* **SET PROBLEM**:
Would you pull out every line of the material that contains the string "Slightly"?

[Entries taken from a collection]
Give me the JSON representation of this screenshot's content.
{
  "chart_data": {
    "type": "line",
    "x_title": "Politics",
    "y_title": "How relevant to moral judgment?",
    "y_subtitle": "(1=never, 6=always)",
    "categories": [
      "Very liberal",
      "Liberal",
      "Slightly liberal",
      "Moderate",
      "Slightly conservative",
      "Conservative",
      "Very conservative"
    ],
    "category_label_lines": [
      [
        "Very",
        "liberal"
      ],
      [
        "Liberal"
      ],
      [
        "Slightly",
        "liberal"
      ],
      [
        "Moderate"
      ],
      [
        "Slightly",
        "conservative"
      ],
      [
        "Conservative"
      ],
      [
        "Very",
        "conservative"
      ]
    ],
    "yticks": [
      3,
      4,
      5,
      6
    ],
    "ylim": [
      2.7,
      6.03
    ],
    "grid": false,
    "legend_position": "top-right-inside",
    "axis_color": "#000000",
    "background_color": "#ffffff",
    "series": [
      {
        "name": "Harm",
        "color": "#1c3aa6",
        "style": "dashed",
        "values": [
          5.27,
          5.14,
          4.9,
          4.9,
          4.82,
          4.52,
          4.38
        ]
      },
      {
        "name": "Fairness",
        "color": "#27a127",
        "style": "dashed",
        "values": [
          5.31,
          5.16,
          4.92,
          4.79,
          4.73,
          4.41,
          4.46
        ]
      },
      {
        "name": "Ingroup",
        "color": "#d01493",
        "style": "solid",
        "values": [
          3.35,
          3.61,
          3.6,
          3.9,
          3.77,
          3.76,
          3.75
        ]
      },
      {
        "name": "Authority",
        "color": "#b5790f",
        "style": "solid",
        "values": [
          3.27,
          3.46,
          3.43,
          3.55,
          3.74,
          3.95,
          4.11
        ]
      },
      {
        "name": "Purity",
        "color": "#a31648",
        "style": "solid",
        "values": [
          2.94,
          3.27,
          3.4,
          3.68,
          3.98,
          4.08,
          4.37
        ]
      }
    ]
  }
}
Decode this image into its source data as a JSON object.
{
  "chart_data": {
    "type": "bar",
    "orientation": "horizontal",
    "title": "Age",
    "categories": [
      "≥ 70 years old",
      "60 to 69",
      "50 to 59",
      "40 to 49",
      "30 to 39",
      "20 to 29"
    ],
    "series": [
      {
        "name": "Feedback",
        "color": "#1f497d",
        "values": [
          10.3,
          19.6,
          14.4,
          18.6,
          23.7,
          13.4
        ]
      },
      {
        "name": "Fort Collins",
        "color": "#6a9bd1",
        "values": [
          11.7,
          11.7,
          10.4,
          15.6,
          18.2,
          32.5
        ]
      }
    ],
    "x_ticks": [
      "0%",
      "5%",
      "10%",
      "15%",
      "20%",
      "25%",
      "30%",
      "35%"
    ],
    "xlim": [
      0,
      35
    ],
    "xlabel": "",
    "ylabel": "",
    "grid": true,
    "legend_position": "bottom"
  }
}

* **PROBLEM SOLUTION**:
      "Slightly liberal",
      "Slightly conservative",
        "Slightly",
        "Slightly",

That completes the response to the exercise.